* [JOB]:
Count every line of these entries that holds the word "ajax", and reply with the number only.
-- start of SUPPLIED RECORDS --
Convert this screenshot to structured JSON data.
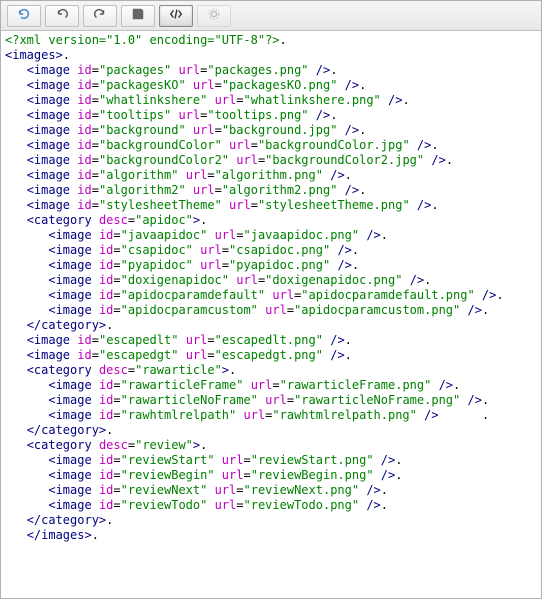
{
  "toolbar": {
    "buttons": [
      {
        "name": "refresh-button",
        "icon": "refresh-icon",
        "active": false,
        "disabled": false
      },
      {
        "name": "undo-button",
        "icon": "undo-icon",
        "active": false,
        "disabled": false
      },
      {
        "name": "redo-button",
        "icon": "redo-icon",
        "active": false,
        "disabled": false
      },
      {
        "name": "save-button",
        "icon": "save-icon",
        "active": false,
        "disabled": false
      },
      {
        "name": "source-button",
        "icon": "code-icon",
        "active": true,
        "disabled": false
      },
      {
        "name": "preview-button",
        "icon": "preview-icon",
        "active": false,
        "disabled": true
      }
    ]
  },
  "xml": {
    "declaration": "<?xml version=\"1.0\" encoding=\"UTF-8\"?>",
    "root": "images",
    "nodes": [
      {
        "t": "image",
        "indent": 1,
        "attrs": {
          "id": "packages",
          "url": "packages.png"
        },
        "self": true
      },
      {
        "t": "image",
        "indent": 1,
        "attrs": {
          "id": "packagesKO",
          "url": "packagesKO.png"
        },
        "self": true
      },
      {
        "t": "image",
        "indent": 1,
        "attrs": {
          "id": "whatlinkshere",
          "url": "whatlinkshere.png"
        },
        "self": true
      },
      {
        "t": "image",
        "indent": 1,
        "attrs": {
          "id": "tooltips",
          "url": "tooltips.png"
        },
        "self": true
      },
      {
        "t": "image",
        "indent": 1,
        "attrs": {
          "id": "background",
          "url": "background.jpg"
        },
        "self": true
      },
      {
        "t": "image",
        "indent": 1,
        "attrs": {
          "id": "backgroundColor",
          "url": "backgroundColor.jpg"
        },
        "self": true
      },
      {
        "t": "image",
        "indent": 1,
        "attrs": {
          "id": "backgroundColor2",
          "url": "backgroundColor2.jpg"
        },
        "self": true
      },
      {
        "t": "image",
        "indent": 1,
        "attrs": {
          "id": "algorithm",
          "url": "algorithm.png"
        },
        "self": true
      },
      {
        "t": "image",
        "indent": 1,
        "attrs": {
          "id": "algorithm2",
          "url": "algorithm2.png"
        },
        "self": true
      },
      {
        "t": "image",
        "indent": 1,
        "attrs": {
          "id": "stylesheetTheme",
          "url": "stylesheetTheme.png"
        },
        "self": true
      },
      {
        "t": "category",
        "indent": 1,
        "attrs": {
          "desc": "apidoc"
        },
        "open": true
      },
      {
        "t": "image",
        "indent": 2,
        "attrs": {
          "id": "javaapidoc",
          "url": "javaapidoc.png"
        },
        "self": true
      },
      {
        "t": "image",
        "indent": 2,
        "attrs": {
          "id": "csapidoc",
          "url": "csapidoc.png"
        },
        "self": true
      },
      {
        "t": "image",
        "indent": 2,
        "attrs": {
          "id": "pyapidoc",
          "url": "pyapidoc.png"
        },
        "self": true
      },
      {
        "t": "image",
        "indent": 2,
        "attrs": {
          "id": "doxigenapidoc",
          "url": "doxigenapidoc.png"
        },
        "self": true
      },
      {
        "t": "image",
        "indent": 2,
        "attrs": {
          "id": "apidocparamdefault",
          "url": "apidocparamdefault.png"
        },
        "self": true
      },
      {
        "t": "image",
        "indent": 2,
        "attrs": {
          "id": "apidocparamcustom",
          "url": "apidocparamcustom.png"
        },
        "self": true
      },
      {
        "t": "category",
        "indent": 1,
        "close": true
      },
      {
        "t": "image",
        "indent": 1,
        "attrs": {
          "id": "escapedlt",
          "url": "escapedlt.png"
        },
        "self": true
      },
      {
        "t": "image",
        "indent": 1,
        "attrs": {
          "id": "escapedgt",
          "url": "escapedgt.png"
        },
        "self": true
      },
      {
        "t": "category",
        "indent": 1,
        "attrs": {
          "desc": "rawarticle"
        },
        "open": true
      },
      {
        "t": "image",
        "indent": 2,
        "attrs": {
          "id": "rawarticleFrame",
          "url": "rawarticleFrame.png"
        },
        "self": true
      },
      {
        "t": "image",
        "indent": 2,
        "attrs": {
          "id": "rawarticleNoFrame",
          "url": "rawarticleNoFrame.png"
        },
        "self": true
      },
      {
        "t": "image",
        "indent": 2,
        "attrs": {
          "id": "rawhtmlrelpath",
          "url": "rawhtmlrelpath.png"
        },
        "self": true,
        "trail": "      "
      },
      {
        "t": "category",
        "indent": 1,
        "close": true
      },
      {
        "t": "category",
        "indent": 1,
        "attrs": {
          "desc": "review"
        },
        "open": true
      },
      {
        "t": "image",
        "indent": 2,
        "attrs": {
          "id": "reviewStart",
          "url": "reviewStart.png"
        },
        "self": true
      },
      {
        "t": "image",
        "indent": 2,
        "attrs": {
          "id": "reviewBegin",
          "url": "reviewBegin.png"
        },
        "self": true
      },
      {
        "t": "image",
        "indent": 2,
        "attrs": {
          "id": "reviewNext",
          "url": "reviewNext.png"
        },
        "self": true
      },
      {
        "t": "image",
        "indent": 2,
        "attrs": {
          "id": "reviewTodo",
          "url": "reviewTodo.png"
        },
        "self": true
      },
      {
        "t": "category",
        "indent": 1,
        "close": true
      }
    ]
  }
}
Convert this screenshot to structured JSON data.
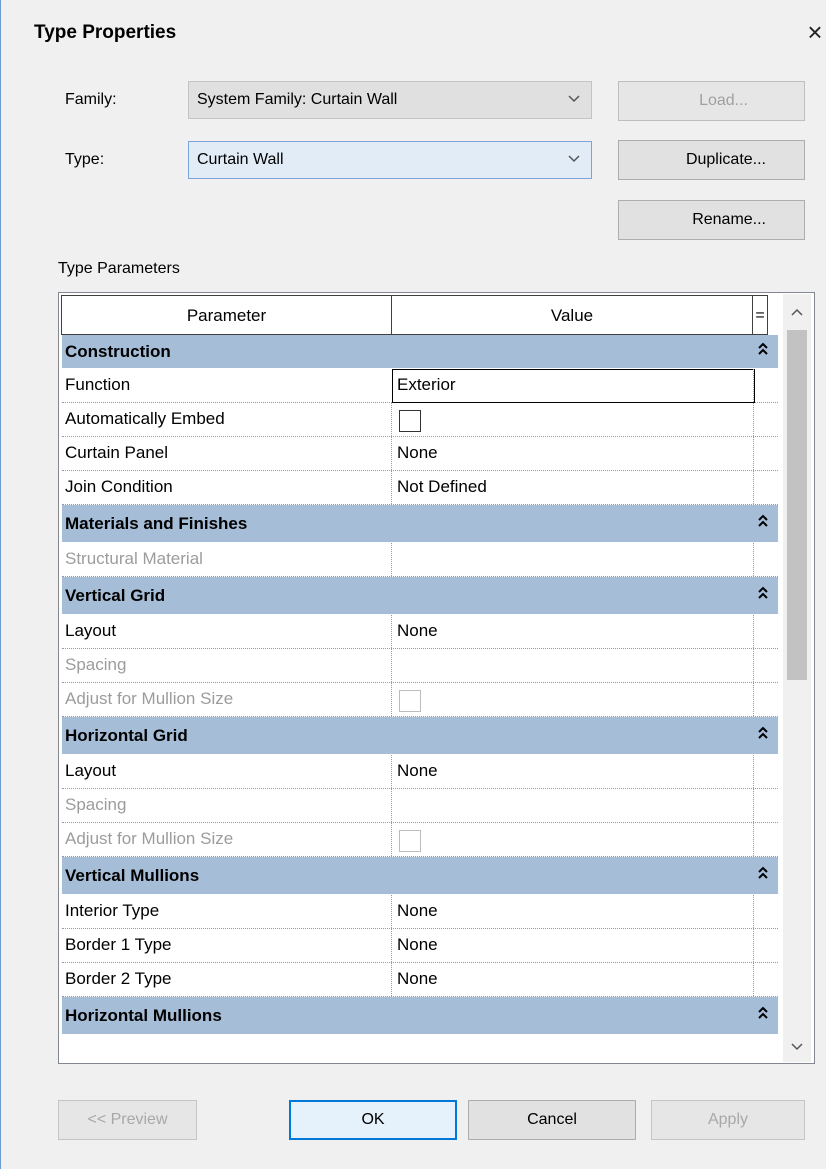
{
  "dialog": {
    "title": "Type Properties",
    "close_glyph": "×"
  },
  "family": {
    "label": "Family:",
    "value": "System Family: Curtain Wall"
  },
  "type": {
    "label": "Type:",
    "value": "Curtain Wall"
  },
  "side_buttons": {
    "load": "Load...",
    "duplicate": "Duplicate...",
    "rename": "Rename..."
  },
  "type_parameters": {
    "label": "Type Parameters",
    "header": {
      "parameter": "Parameter",
      "value": "Value",
      "extra": "="
    },
    "groups": [
      {
        "name": "Construction",
        "rows": [
          {
            "param": "Function",
            "value": "Exterior"
          },
          {
            "param": "Automatically Embed",
            "value": ""
          },
          {
            "param": "Curtain Panel",
            "value": "None"
          },
          {
            "param": "Join Condition",
            "value": "Not Defined"
          }
        ]
      },
      {
        "name": "Materials and Finishes",
        "rows": [
          {
            "param": "Structural Material",
            "value": ""
          }
        ]
      },
      {
        "name": "Vertical Grid",
        "rows": [
          {
            "param": "Layout",
            "value": "None"
          },
          {
            "param": "Spacing",
            "value": ""
          },
          {
            "param": "Adjust for Mullion Size",
            "value": ""
          }
        ]
      },
      {
        "name": "Horizontal Grid",
        "rows": [
          {
            "param": "Layout",
            "value": "None"
          },
          {
            "param": "Spacing",
            "value": ""
          },
          {
            "param": "Adjust for Mullion Size",
            "value": ""
          }
        ]
      },
      {
        "name": "Vertical Mullions",
        "rows": [
          {
            "param": "Interior Type",
            "value": "None"
          },
          {
            "param": "Border 1 Type",
            "value": "None"
          },
          {
            "param": "Border 2 Type",
            "value": "None"
          }
        ]
      },
      {
        "name": "Horizontal Mullions",
        "rows": []
      }
    ],
    "collapse_glyph": "≈"
  },
  "footer": {
    "preview": "<< Preview",
    "ok": "OK",
    "cancel": "Cancel",
    "apply": "Apply"
  },
  "colors": {
    "group_header_bg": "#a6bdd8",
    "dialog_bg": "#f0f0f0",
    "focus_border": "#0078d7"
  },
  "icons": {
    "close": "close-icon",
    "dropdown": "chevron-down-icon",
    "collapse": "collapse-chevrons-icon",
    "scroll_up": "scroll-up-icon",
    "scroll_down": "scroll-down-icon"
  }
}
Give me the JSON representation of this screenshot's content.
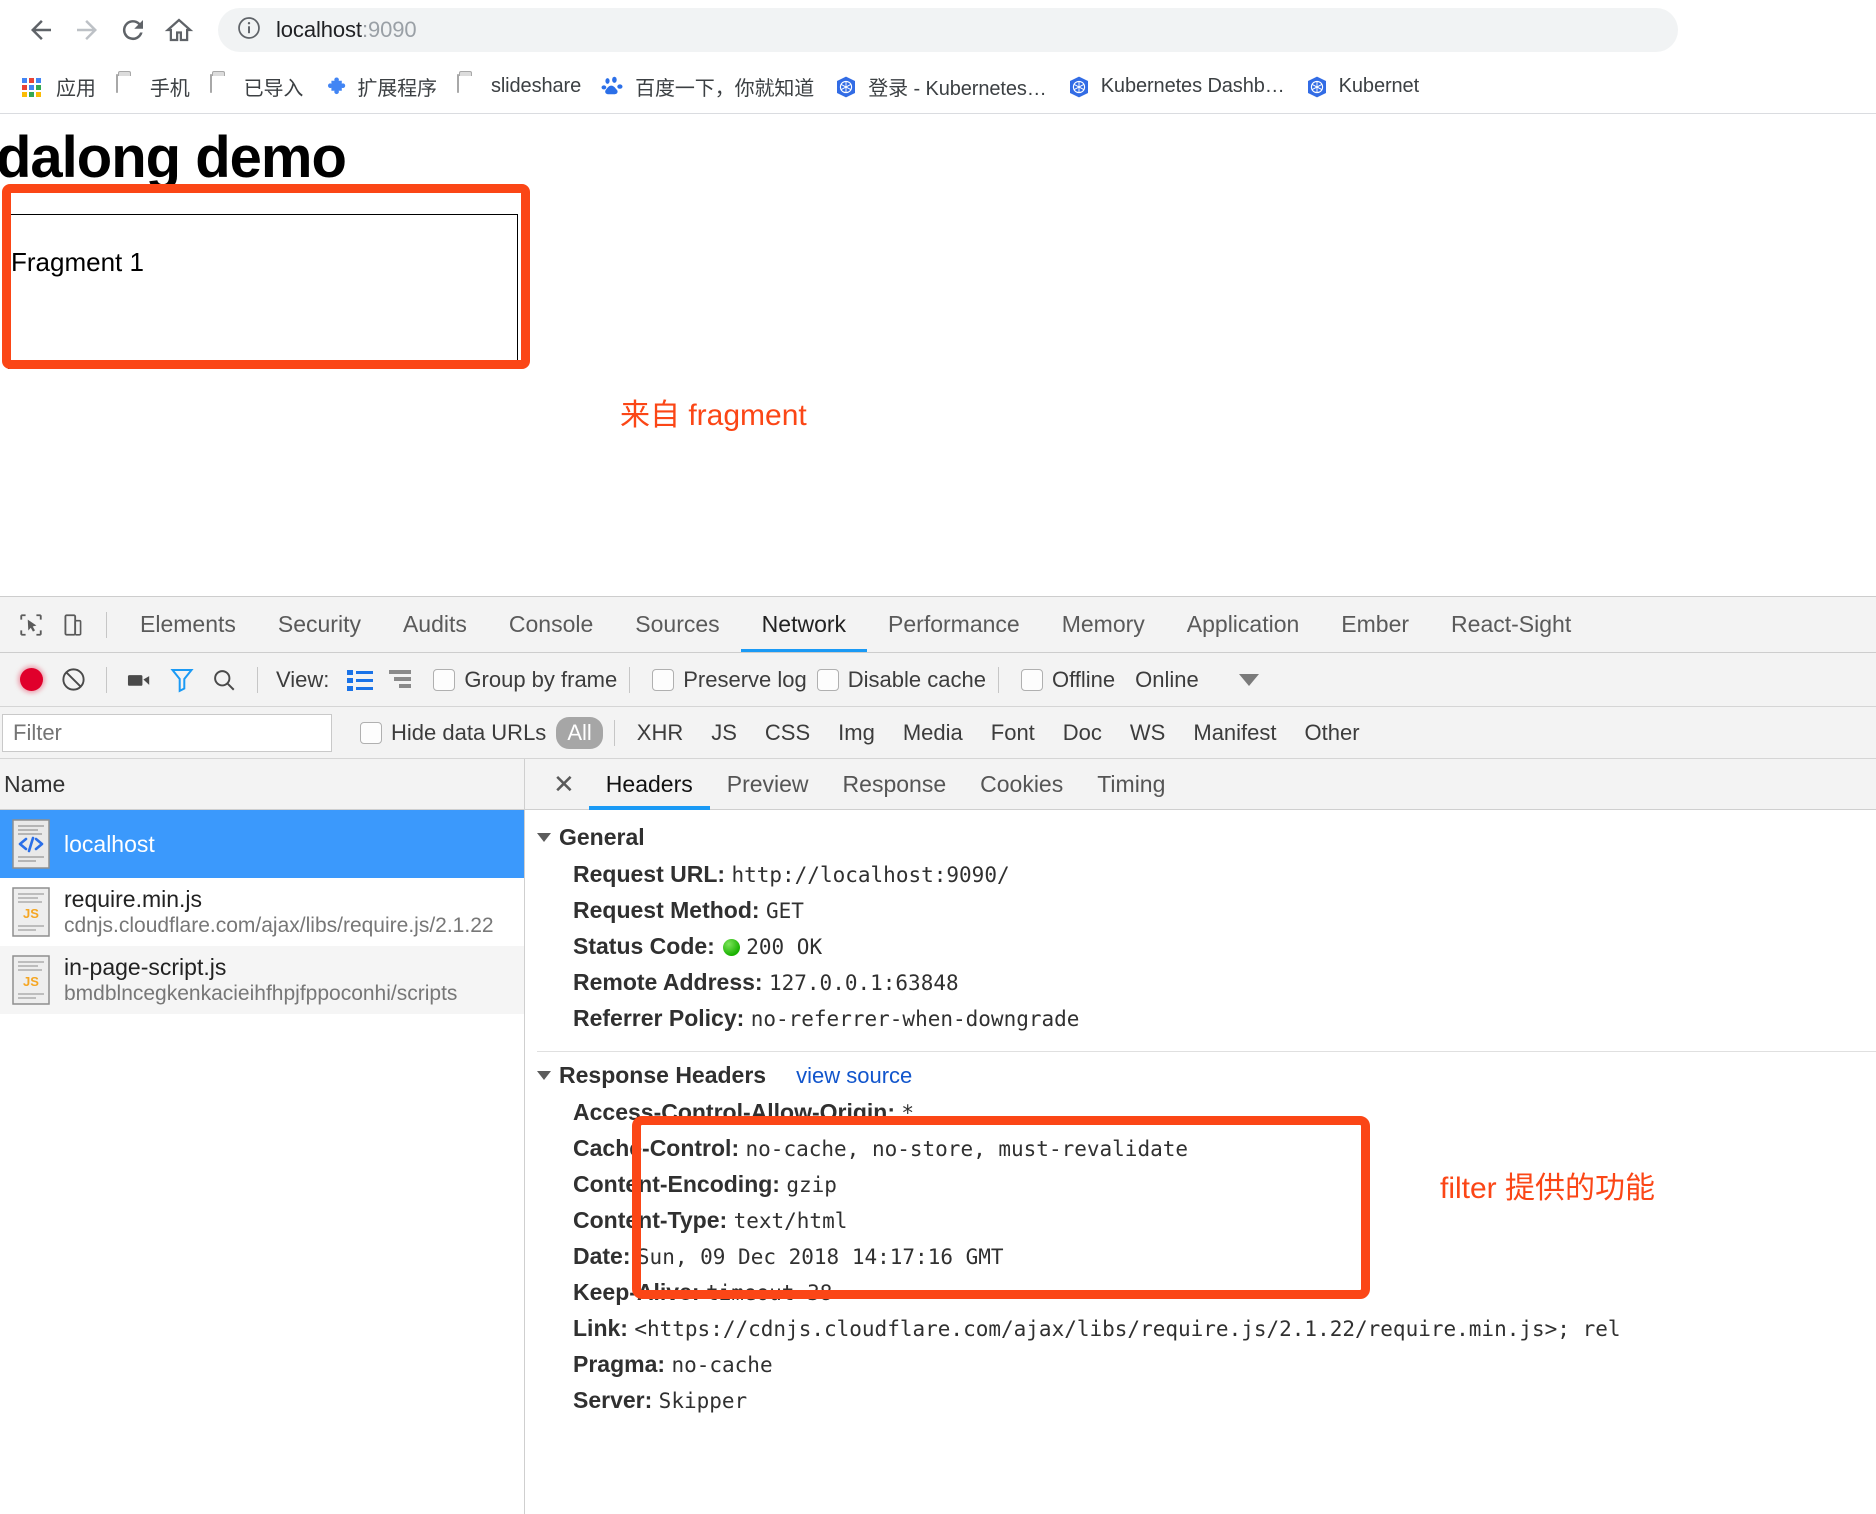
{
  "browser": {
    "nav": {
      "back": "back-arrow",
      "forward": "forward-arrow",
      "reload": "reload",
      "home": "home"
    },
    "omnibox": {
      "security_icon": "info-circle-icon",
      "host": "localhost",
      "port": ":9090",
      "full_url": "localhost:9090"
    },
    "bookmarks": [
      {
        "label": "应用",
        "icon": "apps-grid-icon"
      },
      {
        "label": "手机",
        "icon": "folder-icon"
      },
      {
        "label": "已导入",
        "icon": "folder-icon"
      },
      {
        "label": "扩展程序",
        "icon": "puzzle-piece-icon"
      },
      {
        "label": "slideshare",
        "icon": "folder-icon"
      },
      {
        "label": "百度一下，你就知道",
        "icon": "baidu-icon"
      },
      {
        "label": "登录 - Kubernetes…",
        "icon": "kubernetes-icon"
      },
      {
        "label": "Kubernetes Dashb…",
        "icon": "kubernetes-icon"
      },
      {
        "label": "Kubernet",
        "icon": "kubernetes-icon"
      }
    ]
  },
  "page": {
    "title": "dalong demo",
    "fragment_text": "Fragment 1",
    "annotation_fragment": "来自 fragment"
  },
  "devtools": {
    "tabs": [
      {
        "label": "Elements",
        "active": false
      },
      {
        "label": "Security",
        "active": false
      },
      {
        "label": "Audits",
        "active": false
      },
      {
        "label": "Console",
        "active": false
      },
      {
        "label": "Sources",
        "active": false
      },
      {
        "label": "Network",
        "active": true
      },
      {
        "label": "Performance",
        "active": false
      },
      {
        "label": "Memory",
        "active": false
      },
      {
        "label": "Application",
        "active": false
      },
      {
        "label": "Ember",
        "active": false
      },
      {
        "label": "React-Sight",
        "active": false
      }
    ],
    "network_toolbar": {
      "record_title": "record-button",
      "clear_title": "clear-button",
      "capture_screenshots": "camera-icon",
      "filter_toggle": "funnel-icon",
      "search": "search-icon",
      "view_label": "View:",
      "group_by_frame": "Group by frame",
      "preserve_log": "Preserve log",
      "disable_cache": "Disable cache",
      "offline": "Offline",
      "throttle_value": "Online"
    },
    "filter_bar": {
      "filter_placeholder": "Filter",
      "filter_value": "",
      "hide_data_urls": "Hide data URLs",
      "types": [
        {
          "label": "All",
          "selected": true
        },
        {
          "label": "XHR",
          "selected": false
        },
        {
          "label": "JS",
          "selected": false
        },
        {
          "label": "CSS",
          "selected": false
        },
        {
          "label": "Img",
          "selected": false
        },
        {
          "label": "Media",
          "selected": false
        },
        {
          "label": "Font",
          "selected": false
        },
        {
          "label": "Doc",
          "selected": false
        },
        {
          "label": "WS",
          "selected": false
        },
        {
          "label": "Manifest",
          "selected": false
        },
        {
          "label": "Other",
          "selected": false
        }
      ]
    },
    "request_list": {
      "column_header": "Name",
      "rows": [
        {
          "name": "localhost",
          "sub": "",
          "icon": "document-code-icon",
          "selected": true
        },
        {
          "name": "require.min.js",
          "sub": "cdnjs.cloudflare.com/ajax/libs/require.js/2.1.22",
          "icon": "js-file-icon",
          "selected": false
        },
        {
          "name": "in-page-script.js",
          "sub": "bmdblncegkenkacieihfhpjfppoconhi/scripts",
          "icon": "js-file-icon",
          "selected": false
        }
      ]
    },
    "detail": {
      "close_icon": "close-icon",
      "tabs": [
        {
          "label": "Headers",
          "active": true
        },
        {
          "label": "Preview",
          "active": false
        },
        {
          "label": "Response",
          "active": false
        },
        {
          "label": "Cookies",
          "active": false
        },
        {
          "label": "Timing",
          "active": false
        }
      ],
      "general": {
        "title": "General",
        "rows": [
          {
            "key": "Request URL:",
            "value": "http://localhost:9090/"
          },
          {
            "key": "Request Method:",
            "value": "GET"
          },
          {
            "key": "Status Code:",
            "value": "200 OK",
            "status_dot": "#19b200"
          },
          {
            "key": "Remote Address:",
            "value": "127.0.0.1:63848"
          },
          {
            "key": "Referrer Policy:",
            "value": "no-referrer-when-downgrade"
          }
        ]
      },
      "response_headers": {
        "title": "Response Headers",
        "view_source": "view source",
        "rows": [
          {
            "key": "Access-Control-Allow-Origin:",
            "value": "*"
          },
          {
            "key": "Cache-Control:",
            "value": "no-cache, no-store, must-revalidate"
          },
          {
            "key": "Content-Encoding:",
            "value": "gzip"
          },
          {
            "key": "Content-Type:",
            "value": "text/html"
          },
          {
            "key": "Date:",
            "value": "Sun, 09 Dec 2018 14:17:16 GMT"
          },
          {
            "key": "Keep-Alive:",
            "value": "timeout=38"
          },
          {
            "key": "Link:",
            "value": "<https://cdnjs.cloudflare.com/ajax/libs/require.js/2.1.22/require.min.js>; rel"
          },
          {
            "key": "Pragma:",
            "value": "no-cache"
          },
          {
            "key": "Server:",
            "value": "Skipper"
          }
        ]
      }
    },
    "annotation_filter": "filter 提供的功能"
  },
  "colors": {
    "annotation_orange": "#fb4616",
    "selection_blue": "#3b99fc",
    "tab_underline": "#1a9af5",
    "status_green": "#19b200"
  }
}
-- end of SUPPLIED RECORDS --
* [THE ANSWER]:
2